Your goal | Find every line in the records below that holds the word "screen" and copy it.

Information shown |

┄┄┄┄┄┄

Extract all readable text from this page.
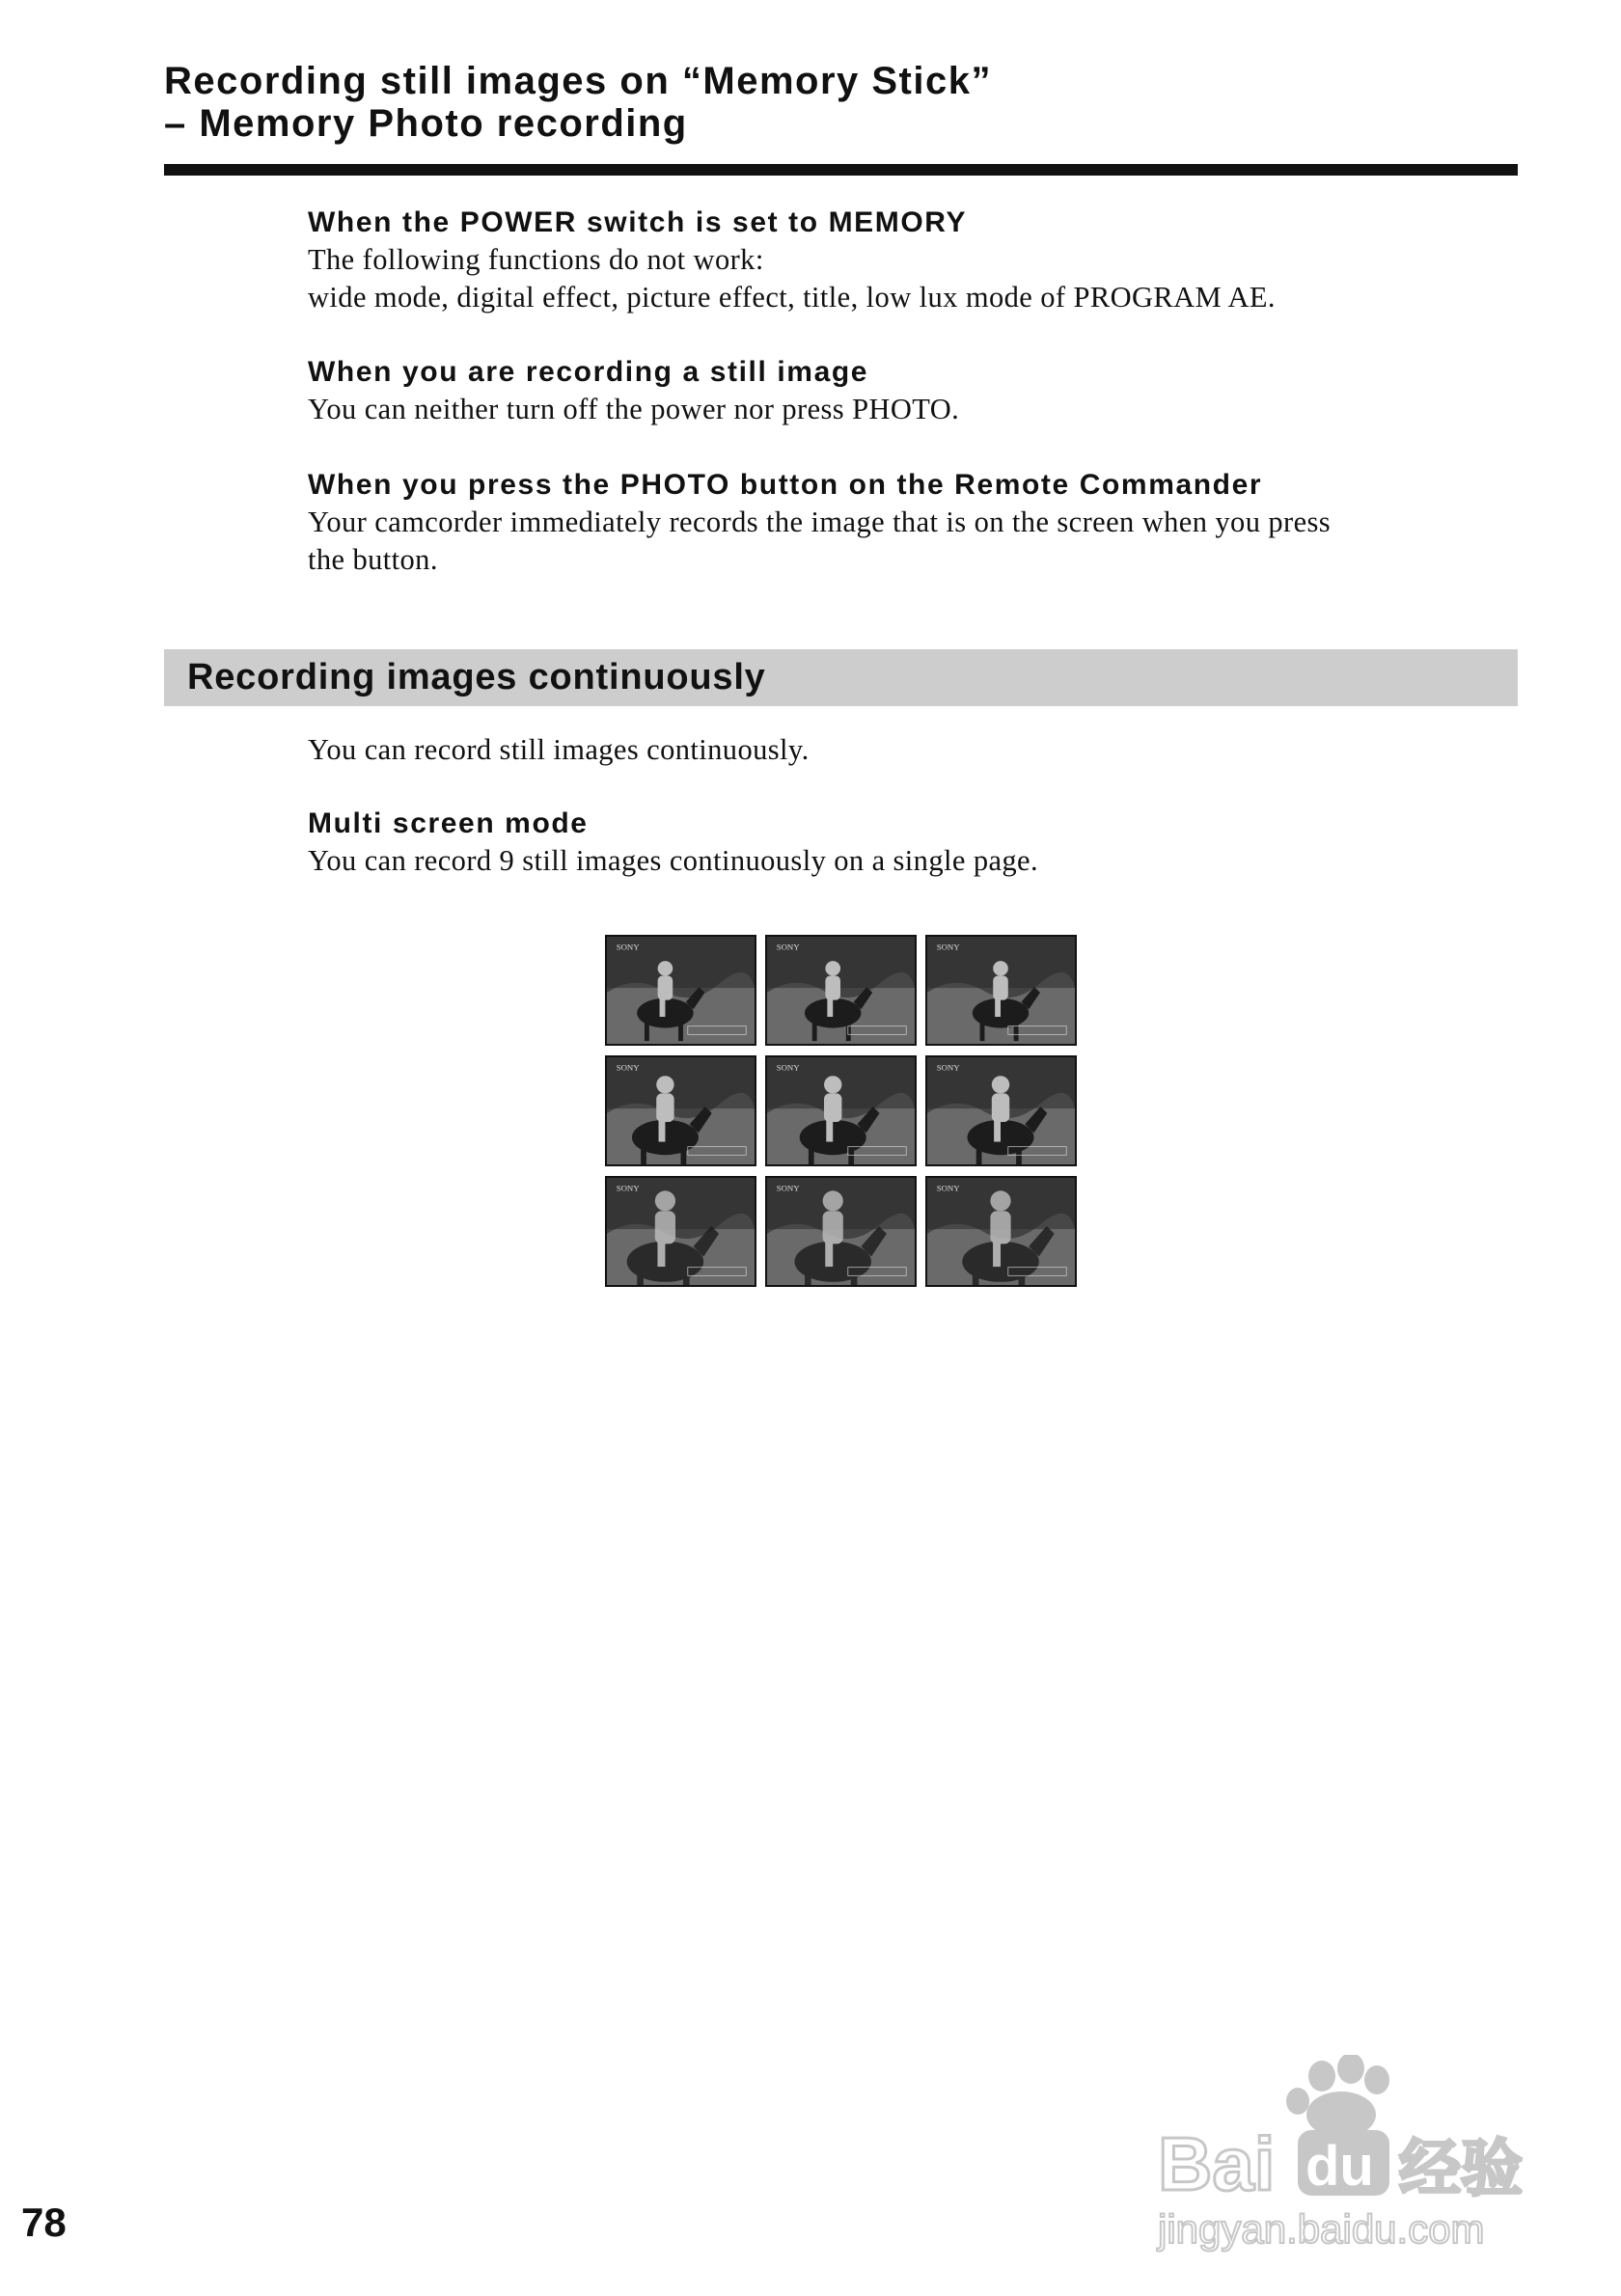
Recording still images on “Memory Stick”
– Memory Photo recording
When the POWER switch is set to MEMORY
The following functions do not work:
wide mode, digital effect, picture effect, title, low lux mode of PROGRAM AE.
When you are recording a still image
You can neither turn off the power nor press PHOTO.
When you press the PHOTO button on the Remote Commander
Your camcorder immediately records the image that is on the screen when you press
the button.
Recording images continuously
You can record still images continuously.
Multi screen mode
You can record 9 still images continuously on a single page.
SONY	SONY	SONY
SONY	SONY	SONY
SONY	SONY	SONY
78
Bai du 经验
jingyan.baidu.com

┄┄┄┄┄┄

Complete response |
Your camcorder immediately records the image that is on the screen when you press
Multi screen mode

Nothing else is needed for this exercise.